• JOB
Search the listing below for the word "Description" and copy each line that holds it.
* * * *
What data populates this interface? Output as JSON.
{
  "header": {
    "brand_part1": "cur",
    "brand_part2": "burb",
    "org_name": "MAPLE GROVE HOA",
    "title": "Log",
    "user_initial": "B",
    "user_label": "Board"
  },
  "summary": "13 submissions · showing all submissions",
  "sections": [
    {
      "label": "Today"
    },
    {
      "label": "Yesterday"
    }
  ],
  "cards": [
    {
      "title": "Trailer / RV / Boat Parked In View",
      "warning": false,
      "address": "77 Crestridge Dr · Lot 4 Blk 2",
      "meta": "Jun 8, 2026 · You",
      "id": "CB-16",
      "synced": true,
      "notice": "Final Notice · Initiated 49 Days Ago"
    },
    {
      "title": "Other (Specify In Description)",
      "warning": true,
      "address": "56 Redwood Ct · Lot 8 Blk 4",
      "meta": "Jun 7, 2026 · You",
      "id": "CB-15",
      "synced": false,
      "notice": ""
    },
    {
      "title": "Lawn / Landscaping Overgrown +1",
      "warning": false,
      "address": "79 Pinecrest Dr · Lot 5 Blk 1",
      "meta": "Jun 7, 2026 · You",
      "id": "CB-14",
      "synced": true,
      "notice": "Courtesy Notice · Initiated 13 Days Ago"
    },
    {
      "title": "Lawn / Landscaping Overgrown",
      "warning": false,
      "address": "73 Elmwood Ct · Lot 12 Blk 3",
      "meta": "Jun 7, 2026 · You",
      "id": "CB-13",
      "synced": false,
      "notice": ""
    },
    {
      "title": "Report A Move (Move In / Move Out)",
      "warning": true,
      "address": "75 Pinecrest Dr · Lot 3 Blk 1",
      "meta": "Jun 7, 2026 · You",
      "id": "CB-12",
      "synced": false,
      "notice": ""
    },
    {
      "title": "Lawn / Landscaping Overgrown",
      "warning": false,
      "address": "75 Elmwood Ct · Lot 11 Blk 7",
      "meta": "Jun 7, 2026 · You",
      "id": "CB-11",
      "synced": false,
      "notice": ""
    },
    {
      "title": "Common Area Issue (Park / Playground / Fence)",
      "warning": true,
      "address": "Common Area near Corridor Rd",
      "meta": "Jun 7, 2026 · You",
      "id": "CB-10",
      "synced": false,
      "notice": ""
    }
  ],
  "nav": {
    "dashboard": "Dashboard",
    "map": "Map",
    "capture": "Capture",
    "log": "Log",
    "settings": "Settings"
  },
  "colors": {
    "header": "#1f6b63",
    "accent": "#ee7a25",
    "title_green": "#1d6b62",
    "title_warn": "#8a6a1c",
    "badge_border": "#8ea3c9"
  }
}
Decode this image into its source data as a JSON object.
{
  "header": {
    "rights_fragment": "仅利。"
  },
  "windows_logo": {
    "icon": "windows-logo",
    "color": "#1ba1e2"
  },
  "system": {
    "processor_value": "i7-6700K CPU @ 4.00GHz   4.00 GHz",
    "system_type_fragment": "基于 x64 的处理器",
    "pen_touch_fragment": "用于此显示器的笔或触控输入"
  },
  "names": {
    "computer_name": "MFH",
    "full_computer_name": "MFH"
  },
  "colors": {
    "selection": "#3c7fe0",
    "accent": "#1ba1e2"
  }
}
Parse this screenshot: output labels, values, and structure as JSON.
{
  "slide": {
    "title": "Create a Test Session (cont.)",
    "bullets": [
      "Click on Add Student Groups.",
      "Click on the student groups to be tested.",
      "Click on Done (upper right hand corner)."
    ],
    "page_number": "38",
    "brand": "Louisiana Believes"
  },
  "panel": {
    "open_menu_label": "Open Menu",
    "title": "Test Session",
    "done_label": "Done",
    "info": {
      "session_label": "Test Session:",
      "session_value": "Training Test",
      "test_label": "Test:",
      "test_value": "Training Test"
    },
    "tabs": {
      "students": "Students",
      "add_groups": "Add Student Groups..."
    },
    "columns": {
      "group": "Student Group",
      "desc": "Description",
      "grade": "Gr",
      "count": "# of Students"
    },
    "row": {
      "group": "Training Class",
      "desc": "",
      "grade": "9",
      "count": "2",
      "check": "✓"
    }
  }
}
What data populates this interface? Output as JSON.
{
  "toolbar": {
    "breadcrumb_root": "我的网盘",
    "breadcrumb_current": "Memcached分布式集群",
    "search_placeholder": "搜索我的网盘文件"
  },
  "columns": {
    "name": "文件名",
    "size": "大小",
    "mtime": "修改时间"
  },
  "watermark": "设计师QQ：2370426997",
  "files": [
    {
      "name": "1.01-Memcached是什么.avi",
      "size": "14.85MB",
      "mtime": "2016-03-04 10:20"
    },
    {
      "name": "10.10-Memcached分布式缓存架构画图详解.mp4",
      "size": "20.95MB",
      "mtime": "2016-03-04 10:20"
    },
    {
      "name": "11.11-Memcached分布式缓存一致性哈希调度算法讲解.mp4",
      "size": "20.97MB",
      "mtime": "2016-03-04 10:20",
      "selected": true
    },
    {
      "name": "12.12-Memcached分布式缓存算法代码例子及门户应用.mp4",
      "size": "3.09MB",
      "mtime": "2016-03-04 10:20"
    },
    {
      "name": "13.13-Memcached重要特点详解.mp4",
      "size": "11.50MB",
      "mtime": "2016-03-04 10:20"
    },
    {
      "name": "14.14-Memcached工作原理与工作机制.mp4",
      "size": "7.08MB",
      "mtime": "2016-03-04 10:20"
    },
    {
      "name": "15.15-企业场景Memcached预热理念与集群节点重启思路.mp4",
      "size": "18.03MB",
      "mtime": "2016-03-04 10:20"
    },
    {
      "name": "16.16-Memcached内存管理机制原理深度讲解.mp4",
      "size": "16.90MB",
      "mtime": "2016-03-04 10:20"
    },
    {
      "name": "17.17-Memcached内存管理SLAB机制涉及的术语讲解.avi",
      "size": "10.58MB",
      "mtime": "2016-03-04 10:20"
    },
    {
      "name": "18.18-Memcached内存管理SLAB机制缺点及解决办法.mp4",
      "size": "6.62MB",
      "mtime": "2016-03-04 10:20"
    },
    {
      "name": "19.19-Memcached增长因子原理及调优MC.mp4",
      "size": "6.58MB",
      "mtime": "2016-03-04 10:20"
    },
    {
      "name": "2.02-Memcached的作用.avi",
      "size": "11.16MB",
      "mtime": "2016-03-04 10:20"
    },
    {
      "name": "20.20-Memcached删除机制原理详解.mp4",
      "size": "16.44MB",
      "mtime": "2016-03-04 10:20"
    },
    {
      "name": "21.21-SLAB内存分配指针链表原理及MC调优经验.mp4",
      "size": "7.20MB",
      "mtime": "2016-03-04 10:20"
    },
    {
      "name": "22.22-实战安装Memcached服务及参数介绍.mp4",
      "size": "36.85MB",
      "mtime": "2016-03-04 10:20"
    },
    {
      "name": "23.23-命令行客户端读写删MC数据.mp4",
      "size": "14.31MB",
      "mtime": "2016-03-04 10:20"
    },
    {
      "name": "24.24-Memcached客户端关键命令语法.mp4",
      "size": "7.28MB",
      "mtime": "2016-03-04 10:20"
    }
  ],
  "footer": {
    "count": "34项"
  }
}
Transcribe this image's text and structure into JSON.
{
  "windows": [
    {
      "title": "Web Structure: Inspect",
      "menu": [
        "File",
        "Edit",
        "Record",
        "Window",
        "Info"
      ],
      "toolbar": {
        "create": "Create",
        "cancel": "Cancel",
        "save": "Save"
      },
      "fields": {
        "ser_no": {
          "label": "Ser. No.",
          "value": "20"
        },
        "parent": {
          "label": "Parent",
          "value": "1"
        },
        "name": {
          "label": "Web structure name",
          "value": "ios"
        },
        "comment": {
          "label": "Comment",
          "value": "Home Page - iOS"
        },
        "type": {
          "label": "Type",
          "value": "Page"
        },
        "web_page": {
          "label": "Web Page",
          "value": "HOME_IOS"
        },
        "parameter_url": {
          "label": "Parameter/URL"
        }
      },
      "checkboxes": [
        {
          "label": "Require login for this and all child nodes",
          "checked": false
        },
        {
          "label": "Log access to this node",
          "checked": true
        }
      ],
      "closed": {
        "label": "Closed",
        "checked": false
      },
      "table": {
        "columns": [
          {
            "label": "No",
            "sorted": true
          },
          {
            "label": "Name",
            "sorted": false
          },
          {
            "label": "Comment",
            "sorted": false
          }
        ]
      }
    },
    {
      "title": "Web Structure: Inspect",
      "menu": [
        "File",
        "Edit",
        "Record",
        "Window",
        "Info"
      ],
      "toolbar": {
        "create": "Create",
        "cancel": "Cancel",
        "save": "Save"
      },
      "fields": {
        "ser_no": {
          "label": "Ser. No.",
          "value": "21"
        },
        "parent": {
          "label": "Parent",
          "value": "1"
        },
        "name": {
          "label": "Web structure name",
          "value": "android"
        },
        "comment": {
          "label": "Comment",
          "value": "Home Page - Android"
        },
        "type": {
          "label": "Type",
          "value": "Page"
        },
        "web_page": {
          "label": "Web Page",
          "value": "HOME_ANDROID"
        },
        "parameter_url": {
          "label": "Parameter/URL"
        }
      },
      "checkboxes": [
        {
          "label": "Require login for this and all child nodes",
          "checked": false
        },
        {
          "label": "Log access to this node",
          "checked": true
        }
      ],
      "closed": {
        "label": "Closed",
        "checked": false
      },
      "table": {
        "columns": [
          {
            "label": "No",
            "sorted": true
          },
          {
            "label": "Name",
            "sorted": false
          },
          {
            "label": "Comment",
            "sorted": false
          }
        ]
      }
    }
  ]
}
* * * *
• CORRECT OUTPUT
      "title": "Other (Specify In Description)",
      "desc": "Description",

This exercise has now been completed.